Input rows
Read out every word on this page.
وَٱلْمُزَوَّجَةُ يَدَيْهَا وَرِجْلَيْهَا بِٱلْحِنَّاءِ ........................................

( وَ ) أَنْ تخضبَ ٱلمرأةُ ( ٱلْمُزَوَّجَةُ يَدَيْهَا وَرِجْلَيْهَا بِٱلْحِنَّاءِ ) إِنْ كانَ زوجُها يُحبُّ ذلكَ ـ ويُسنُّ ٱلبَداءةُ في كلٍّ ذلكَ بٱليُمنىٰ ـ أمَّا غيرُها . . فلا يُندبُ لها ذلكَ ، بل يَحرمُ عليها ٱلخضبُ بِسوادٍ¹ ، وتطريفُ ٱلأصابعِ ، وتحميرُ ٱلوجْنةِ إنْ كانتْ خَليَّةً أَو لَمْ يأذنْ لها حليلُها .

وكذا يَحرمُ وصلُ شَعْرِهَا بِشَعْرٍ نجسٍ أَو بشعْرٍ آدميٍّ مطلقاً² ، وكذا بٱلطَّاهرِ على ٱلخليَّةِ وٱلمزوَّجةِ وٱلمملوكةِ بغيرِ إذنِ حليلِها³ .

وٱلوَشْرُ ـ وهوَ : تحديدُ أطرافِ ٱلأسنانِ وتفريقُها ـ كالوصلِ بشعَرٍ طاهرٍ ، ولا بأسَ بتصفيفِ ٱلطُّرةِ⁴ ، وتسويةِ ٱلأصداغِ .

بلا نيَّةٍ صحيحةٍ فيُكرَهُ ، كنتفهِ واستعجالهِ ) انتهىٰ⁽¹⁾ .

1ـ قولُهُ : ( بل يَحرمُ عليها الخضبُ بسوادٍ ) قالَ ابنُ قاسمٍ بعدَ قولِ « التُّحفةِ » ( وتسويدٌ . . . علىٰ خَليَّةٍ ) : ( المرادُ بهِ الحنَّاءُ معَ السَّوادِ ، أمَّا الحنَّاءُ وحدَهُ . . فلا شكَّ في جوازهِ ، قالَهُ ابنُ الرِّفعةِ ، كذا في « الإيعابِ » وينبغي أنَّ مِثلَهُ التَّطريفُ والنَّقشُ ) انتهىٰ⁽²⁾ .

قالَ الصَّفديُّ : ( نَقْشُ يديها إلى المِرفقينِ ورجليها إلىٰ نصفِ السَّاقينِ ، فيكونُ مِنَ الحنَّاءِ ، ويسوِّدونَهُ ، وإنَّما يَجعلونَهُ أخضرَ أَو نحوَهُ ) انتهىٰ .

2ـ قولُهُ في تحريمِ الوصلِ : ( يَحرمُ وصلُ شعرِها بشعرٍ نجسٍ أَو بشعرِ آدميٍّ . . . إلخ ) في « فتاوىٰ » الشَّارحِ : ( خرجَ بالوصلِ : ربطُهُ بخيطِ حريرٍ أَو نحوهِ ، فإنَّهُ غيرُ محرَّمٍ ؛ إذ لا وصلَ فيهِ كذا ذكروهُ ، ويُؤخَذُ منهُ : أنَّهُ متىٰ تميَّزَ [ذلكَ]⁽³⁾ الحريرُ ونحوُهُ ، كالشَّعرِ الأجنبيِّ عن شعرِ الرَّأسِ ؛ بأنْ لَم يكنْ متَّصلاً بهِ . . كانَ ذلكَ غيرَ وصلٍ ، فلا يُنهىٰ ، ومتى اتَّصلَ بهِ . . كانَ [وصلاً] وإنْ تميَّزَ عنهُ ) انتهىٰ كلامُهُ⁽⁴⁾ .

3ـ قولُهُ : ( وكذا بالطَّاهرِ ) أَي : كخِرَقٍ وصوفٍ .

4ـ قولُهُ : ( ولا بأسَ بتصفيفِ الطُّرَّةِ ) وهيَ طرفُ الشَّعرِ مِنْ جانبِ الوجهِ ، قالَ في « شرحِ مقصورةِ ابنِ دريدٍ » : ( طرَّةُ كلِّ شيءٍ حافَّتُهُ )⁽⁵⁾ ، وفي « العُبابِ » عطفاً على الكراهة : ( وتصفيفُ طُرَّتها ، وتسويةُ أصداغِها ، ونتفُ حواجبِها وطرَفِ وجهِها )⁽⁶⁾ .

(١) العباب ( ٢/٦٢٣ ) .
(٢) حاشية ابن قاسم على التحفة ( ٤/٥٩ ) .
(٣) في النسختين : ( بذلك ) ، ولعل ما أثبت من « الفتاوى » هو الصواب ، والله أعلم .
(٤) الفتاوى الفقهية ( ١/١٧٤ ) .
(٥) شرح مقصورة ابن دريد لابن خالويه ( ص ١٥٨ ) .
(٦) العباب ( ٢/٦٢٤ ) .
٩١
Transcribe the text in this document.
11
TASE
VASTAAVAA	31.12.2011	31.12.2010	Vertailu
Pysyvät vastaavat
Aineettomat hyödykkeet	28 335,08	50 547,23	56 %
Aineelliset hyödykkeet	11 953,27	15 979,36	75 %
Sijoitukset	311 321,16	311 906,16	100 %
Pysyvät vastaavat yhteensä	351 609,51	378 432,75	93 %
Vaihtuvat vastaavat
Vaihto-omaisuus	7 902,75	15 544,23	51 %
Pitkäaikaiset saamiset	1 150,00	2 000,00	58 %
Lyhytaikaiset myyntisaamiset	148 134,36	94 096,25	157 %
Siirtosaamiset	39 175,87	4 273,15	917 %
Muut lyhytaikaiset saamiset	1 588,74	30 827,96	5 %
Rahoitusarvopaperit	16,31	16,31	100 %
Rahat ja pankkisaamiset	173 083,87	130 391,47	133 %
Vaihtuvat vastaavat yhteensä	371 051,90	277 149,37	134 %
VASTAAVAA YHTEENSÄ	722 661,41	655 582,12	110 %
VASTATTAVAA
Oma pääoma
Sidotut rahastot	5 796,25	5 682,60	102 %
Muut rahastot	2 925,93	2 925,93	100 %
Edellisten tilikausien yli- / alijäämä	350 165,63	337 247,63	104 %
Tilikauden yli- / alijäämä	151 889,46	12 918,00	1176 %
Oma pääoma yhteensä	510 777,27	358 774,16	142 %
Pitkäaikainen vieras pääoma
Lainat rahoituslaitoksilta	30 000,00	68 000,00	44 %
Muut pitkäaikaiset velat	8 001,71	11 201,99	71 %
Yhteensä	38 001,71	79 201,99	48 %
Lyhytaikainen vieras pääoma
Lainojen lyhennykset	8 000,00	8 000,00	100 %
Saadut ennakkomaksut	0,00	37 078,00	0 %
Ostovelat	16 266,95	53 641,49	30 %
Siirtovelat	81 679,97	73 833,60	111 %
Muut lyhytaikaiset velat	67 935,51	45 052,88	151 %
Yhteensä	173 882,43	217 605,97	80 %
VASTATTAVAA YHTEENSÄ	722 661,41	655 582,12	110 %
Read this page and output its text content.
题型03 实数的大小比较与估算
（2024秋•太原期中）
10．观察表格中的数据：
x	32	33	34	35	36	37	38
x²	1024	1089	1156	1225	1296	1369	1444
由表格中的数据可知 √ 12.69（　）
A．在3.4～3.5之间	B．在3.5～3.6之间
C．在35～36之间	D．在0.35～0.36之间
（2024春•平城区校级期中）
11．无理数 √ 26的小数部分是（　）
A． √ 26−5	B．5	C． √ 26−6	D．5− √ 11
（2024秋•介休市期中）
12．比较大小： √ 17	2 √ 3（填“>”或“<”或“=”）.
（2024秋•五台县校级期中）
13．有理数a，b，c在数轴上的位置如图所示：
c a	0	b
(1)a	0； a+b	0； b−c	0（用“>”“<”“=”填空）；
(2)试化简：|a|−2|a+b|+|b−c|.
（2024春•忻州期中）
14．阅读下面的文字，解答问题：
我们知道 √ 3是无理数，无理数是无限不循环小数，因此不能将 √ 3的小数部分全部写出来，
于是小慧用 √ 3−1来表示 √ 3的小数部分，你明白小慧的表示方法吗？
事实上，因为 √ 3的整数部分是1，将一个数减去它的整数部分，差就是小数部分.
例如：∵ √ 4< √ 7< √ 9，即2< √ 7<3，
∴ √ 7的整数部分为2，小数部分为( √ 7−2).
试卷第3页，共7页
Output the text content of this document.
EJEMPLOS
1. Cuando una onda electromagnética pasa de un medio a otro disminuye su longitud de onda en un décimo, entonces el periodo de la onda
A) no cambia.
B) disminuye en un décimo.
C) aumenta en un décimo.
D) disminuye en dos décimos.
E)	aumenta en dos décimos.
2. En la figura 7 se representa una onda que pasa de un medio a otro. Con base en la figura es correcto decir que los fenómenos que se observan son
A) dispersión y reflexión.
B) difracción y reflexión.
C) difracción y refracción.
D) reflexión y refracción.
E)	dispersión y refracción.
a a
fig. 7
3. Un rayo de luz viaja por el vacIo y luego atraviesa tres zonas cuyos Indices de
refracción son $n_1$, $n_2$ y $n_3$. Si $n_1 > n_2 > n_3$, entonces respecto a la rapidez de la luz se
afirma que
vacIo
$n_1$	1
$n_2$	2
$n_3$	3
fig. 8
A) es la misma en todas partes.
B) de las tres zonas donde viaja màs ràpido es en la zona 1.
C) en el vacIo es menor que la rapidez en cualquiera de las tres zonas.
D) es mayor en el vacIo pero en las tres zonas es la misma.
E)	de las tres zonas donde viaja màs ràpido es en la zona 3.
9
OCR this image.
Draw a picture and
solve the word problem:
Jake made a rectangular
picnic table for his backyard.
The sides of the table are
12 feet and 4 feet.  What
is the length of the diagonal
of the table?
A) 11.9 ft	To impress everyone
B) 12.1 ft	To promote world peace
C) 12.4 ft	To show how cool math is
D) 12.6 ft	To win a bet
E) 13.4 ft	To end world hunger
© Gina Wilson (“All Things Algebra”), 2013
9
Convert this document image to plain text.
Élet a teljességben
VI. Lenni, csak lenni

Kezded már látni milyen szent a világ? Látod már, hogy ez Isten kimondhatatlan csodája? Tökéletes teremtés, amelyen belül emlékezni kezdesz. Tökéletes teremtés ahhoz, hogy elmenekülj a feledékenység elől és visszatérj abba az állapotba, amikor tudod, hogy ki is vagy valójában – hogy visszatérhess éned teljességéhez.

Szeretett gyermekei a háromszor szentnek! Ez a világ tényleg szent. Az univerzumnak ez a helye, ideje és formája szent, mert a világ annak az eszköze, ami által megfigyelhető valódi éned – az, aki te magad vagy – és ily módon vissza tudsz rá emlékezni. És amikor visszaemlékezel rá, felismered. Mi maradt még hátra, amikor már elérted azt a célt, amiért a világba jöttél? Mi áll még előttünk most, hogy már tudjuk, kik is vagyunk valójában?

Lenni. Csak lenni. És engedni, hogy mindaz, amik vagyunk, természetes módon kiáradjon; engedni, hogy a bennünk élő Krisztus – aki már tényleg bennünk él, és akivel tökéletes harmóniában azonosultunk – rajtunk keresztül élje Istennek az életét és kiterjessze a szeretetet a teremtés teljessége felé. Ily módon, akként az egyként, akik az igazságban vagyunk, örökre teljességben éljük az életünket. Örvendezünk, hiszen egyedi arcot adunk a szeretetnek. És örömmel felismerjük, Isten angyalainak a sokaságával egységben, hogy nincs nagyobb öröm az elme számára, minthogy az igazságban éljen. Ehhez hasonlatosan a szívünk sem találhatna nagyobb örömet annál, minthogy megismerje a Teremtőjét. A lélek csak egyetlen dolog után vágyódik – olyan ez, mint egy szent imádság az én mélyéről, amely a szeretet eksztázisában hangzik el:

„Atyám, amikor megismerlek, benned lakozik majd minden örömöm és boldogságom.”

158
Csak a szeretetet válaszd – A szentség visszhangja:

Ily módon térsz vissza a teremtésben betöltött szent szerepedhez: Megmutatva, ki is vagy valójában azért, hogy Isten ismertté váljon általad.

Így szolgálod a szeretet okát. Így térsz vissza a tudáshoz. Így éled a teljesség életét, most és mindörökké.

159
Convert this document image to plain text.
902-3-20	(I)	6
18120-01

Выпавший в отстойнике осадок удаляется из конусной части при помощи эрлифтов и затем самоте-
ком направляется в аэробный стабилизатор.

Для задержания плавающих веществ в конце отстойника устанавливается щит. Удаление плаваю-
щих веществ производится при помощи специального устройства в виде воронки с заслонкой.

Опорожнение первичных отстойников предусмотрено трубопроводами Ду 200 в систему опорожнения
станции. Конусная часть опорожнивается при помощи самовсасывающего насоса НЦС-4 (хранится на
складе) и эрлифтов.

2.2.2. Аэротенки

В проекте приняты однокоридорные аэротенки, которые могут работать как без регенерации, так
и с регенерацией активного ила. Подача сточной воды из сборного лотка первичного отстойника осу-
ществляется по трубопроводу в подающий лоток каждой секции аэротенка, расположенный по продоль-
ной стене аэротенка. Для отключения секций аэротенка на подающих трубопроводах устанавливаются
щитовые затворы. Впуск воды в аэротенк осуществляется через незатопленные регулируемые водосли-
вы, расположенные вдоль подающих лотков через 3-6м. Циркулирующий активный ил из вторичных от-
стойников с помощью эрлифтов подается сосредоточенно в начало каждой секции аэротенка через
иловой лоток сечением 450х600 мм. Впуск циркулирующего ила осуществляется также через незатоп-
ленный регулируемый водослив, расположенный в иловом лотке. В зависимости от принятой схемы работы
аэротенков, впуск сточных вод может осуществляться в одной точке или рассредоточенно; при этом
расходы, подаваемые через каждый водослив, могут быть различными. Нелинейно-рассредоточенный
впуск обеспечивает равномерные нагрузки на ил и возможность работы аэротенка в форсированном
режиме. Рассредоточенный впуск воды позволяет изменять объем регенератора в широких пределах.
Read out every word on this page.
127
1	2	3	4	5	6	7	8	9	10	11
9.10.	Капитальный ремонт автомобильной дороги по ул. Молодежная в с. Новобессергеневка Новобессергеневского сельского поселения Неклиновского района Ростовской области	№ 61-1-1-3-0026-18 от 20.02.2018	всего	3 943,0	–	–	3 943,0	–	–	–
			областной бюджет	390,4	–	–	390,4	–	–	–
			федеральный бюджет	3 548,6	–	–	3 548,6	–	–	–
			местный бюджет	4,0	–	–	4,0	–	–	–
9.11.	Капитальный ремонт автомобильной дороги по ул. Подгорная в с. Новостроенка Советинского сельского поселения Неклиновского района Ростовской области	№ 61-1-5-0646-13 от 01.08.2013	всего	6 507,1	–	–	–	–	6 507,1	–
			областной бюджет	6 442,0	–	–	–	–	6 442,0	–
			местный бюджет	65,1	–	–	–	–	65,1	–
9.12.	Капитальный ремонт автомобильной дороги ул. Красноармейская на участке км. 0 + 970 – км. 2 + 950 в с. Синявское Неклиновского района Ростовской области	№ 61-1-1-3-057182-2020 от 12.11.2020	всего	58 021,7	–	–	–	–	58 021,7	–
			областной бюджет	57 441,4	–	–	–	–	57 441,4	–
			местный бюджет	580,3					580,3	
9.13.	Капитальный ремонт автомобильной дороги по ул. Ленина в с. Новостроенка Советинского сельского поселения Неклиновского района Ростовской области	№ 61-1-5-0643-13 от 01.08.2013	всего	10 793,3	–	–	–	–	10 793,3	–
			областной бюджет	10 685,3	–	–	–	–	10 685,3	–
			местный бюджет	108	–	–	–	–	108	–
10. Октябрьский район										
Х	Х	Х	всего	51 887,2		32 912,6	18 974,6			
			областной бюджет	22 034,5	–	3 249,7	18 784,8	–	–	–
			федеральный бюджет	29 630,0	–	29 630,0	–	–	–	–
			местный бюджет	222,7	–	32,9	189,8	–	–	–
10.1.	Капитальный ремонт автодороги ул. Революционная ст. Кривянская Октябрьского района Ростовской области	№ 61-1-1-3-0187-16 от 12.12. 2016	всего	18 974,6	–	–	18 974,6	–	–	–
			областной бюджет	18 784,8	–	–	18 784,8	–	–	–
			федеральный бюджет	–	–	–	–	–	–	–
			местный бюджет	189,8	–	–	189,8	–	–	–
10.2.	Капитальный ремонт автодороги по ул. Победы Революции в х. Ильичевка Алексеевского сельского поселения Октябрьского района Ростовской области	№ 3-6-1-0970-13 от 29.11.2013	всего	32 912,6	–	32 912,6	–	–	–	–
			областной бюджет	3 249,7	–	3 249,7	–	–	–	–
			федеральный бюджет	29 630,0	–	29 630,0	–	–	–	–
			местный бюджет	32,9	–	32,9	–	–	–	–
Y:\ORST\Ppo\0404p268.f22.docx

Your task
Track down all lines above with the string "веществ" and copy them.

Result for this exercise
Для задержания плавающих веществ в конце отстойника устанавливается щит. Удаление плаваю-
щих веществ производится при помощи специального устройства в виде воронки с заслонкой.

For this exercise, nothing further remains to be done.